TASK INPUTS >>
[start]

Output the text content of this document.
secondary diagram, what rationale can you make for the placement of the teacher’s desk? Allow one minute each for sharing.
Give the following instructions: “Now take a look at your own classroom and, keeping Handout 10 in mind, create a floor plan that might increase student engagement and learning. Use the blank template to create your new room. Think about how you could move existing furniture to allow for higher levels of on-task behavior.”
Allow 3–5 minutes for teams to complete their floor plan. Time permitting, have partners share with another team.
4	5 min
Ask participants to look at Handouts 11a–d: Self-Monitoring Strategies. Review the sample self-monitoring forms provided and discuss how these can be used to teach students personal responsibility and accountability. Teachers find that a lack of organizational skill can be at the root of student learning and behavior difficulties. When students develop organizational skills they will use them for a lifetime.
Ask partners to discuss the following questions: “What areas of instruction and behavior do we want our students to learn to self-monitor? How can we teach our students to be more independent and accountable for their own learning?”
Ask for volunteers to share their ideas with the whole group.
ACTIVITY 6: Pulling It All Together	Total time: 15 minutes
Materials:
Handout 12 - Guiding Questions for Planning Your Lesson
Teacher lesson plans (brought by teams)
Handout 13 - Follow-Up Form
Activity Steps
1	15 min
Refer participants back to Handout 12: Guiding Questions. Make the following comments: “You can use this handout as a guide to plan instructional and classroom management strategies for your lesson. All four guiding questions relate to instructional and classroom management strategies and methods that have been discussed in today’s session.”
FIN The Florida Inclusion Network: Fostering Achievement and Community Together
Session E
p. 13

[end]
[start]

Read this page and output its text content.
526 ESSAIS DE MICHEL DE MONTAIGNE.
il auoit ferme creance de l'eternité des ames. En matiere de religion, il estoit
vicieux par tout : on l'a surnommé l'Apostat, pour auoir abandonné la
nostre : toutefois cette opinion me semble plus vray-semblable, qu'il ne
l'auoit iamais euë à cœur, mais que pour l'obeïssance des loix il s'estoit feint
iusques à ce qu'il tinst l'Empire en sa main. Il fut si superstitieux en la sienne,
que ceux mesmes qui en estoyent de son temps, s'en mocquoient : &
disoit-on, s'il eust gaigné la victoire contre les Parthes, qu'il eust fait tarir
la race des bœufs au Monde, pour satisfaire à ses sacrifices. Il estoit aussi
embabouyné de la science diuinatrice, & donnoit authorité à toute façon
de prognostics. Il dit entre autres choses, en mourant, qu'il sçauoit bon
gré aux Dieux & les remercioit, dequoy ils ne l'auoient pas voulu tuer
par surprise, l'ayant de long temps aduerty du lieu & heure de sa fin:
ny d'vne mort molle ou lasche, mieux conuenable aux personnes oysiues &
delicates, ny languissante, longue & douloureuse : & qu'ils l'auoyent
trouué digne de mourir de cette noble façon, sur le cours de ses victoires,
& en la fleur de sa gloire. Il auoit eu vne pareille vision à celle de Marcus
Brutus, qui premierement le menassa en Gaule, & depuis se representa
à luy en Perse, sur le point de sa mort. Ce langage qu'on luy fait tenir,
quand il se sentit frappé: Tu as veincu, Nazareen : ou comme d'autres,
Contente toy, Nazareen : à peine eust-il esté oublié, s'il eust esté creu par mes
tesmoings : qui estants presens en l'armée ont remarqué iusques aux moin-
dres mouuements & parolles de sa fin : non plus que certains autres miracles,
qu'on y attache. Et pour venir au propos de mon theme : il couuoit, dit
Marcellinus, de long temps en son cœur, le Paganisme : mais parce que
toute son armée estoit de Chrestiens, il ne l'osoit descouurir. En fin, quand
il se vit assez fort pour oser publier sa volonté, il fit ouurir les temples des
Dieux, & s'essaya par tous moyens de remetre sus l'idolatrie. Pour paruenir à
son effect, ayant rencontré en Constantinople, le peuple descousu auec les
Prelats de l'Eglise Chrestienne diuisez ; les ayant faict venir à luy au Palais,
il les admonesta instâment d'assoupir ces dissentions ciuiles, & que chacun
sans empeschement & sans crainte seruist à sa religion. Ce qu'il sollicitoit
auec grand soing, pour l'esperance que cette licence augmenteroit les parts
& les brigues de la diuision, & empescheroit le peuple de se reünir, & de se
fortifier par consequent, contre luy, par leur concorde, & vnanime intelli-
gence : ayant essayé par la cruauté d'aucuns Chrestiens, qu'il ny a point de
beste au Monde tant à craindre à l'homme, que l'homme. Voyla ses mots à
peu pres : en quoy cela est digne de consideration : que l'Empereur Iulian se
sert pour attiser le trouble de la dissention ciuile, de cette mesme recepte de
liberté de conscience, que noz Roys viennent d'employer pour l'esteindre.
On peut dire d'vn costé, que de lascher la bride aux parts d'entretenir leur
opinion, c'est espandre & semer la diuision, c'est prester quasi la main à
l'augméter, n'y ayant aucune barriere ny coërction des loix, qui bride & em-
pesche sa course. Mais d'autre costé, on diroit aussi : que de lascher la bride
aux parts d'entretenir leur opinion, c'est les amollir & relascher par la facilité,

[end]
[start]

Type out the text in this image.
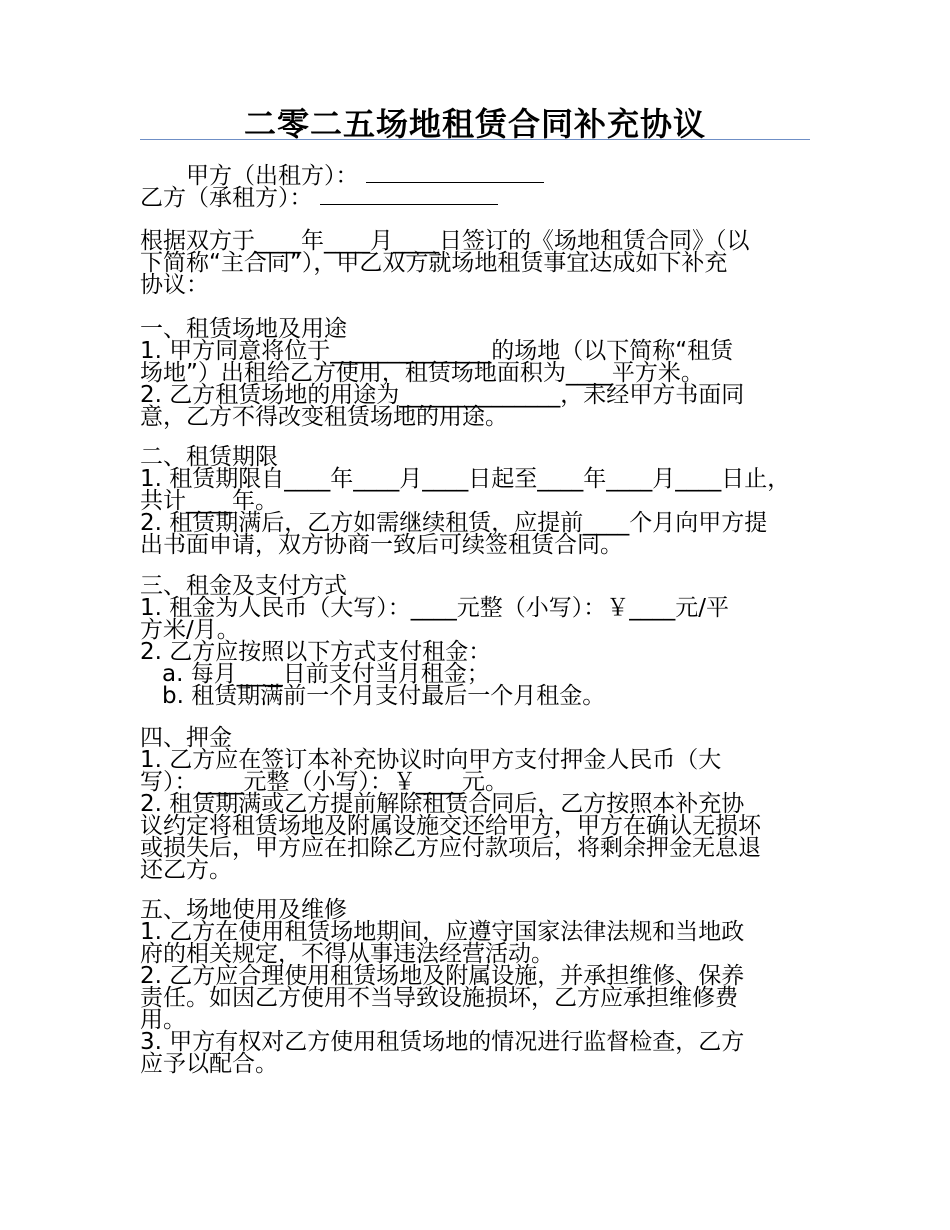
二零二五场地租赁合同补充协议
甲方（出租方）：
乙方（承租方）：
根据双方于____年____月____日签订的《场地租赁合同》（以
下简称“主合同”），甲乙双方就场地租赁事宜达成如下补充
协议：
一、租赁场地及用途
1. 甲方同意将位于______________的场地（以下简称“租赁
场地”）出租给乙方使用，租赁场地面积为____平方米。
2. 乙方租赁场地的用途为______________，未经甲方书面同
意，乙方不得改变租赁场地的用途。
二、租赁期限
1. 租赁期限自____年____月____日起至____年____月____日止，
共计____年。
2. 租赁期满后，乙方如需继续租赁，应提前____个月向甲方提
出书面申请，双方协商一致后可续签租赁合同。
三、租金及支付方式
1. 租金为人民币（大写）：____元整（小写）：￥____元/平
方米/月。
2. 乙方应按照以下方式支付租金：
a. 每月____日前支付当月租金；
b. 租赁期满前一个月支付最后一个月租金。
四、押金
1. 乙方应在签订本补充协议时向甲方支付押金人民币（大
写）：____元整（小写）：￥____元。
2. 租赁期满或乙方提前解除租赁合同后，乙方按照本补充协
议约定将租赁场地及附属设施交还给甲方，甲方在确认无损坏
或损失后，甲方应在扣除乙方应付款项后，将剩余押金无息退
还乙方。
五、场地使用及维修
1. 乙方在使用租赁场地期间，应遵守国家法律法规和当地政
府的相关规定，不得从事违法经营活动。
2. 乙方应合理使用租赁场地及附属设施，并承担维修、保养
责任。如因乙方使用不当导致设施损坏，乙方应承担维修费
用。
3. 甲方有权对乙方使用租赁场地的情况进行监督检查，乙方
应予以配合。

[end]

EXERCISE TASK >> Extract each line holding the string "autres".

TASK ANSWER >>
de prognostics. Il dit entre autres choses, en mourant, qu'il sçauoit bon
quand il se sentit frappé: Tu as veincu, Nazareen : ou comme d'autres,
dres mouuements & parolles de sa fin : non plus que certains autres miracles,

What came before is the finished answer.